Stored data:
----------

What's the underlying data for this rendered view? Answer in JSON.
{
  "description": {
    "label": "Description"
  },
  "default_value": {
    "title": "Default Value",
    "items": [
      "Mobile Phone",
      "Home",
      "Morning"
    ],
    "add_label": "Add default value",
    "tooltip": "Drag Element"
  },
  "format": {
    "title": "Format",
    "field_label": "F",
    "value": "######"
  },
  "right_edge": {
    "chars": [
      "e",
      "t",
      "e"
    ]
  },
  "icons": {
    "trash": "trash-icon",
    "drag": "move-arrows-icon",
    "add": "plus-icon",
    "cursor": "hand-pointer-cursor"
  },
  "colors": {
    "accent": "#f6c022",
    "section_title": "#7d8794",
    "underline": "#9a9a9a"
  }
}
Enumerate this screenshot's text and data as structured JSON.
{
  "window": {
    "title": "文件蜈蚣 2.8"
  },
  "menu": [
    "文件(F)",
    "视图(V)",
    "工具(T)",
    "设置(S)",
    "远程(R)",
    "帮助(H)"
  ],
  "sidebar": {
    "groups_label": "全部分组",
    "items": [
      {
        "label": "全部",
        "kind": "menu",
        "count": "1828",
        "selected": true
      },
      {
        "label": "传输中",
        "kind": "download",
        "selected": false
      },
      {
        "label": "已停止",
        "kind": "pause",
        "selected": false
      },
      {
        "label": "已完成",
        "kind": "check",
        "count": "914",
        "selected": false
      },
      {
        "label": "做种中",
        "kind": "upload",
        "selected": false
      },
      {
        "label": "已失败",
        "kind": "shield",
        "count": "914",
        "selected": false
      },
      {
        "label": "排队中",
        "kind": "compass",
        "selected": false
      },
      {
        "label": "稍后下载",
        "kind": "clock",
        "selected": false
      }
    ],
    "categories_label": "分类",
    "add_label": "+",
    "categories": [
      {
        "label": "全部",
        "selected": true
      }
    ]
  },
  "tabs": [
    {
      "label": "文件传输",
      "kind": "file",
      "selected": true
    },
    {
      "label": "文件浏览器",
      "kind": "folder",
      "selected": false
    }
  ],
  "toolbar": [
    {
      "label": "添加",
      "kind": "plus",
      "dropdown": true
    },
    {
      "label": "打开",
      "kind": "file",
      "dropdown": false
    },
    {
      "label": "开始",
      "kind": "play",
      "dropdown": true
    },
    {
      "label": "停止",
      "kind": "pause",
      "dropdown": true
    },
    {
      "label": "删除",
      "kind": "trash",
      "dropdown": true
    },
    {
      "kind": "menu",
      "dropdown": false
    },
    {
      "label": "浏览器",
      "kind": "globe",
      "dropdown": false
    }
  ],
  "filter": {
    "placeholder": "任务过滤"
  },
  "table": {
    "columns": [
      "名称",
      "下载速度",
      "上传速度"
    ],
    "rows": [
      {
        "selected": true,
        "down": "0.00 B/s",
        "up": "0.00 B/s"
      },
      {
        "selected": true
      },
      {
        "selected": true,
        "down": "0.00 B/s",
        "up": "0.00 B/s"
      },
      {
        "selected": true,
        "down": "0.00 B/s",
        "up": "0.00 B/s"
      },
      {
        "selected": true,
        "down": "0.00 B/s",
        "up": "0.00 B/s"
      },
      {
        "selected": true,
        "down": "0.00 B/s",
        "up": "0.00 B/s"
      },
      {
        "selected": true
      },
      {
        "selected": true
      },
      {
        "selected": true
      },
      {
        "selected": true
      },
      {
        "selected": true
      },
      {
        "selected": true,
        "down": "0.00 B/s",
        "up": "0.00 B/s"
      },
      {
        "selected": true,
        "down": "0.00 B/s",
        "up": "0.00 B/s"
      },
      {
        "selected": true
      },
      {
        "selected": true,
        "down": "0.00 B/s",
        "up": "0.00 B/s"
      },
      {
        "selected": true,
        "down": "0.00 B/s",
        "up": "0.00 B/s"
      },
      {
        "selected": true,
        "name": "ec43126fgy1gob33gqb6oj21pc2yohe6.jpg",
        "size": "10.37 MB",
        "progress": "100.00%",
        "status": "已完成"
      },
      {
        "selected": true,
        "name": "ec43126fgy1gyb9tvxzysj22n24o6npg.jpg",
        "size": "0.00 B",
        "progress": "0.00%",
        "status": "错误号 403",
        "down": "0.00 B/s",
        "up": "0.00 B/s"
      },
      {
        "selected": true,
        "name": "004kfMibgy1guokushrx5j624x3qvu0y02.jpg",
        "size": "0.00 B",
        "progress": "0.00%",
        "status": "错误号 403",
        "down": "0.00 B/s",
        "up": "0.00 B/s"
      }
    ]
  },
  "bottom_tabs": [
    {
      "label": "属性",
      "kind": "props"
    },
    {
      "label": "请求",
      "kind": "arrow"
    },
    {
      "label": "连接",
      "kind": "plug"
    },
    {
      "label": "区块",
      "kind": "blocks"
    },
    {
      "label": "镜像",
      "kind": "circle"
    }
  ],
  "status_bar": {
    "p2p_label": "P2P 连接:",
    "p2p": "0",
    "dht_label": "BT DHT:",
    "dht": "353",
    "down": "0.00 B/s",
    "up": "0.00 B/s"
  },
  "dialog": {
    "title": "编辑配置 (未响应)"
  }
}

----------

→ EXERCISE
Work out how many lines in the records above contain the word "JSON", and give only that number.

→ CORRECT OUTPUT
2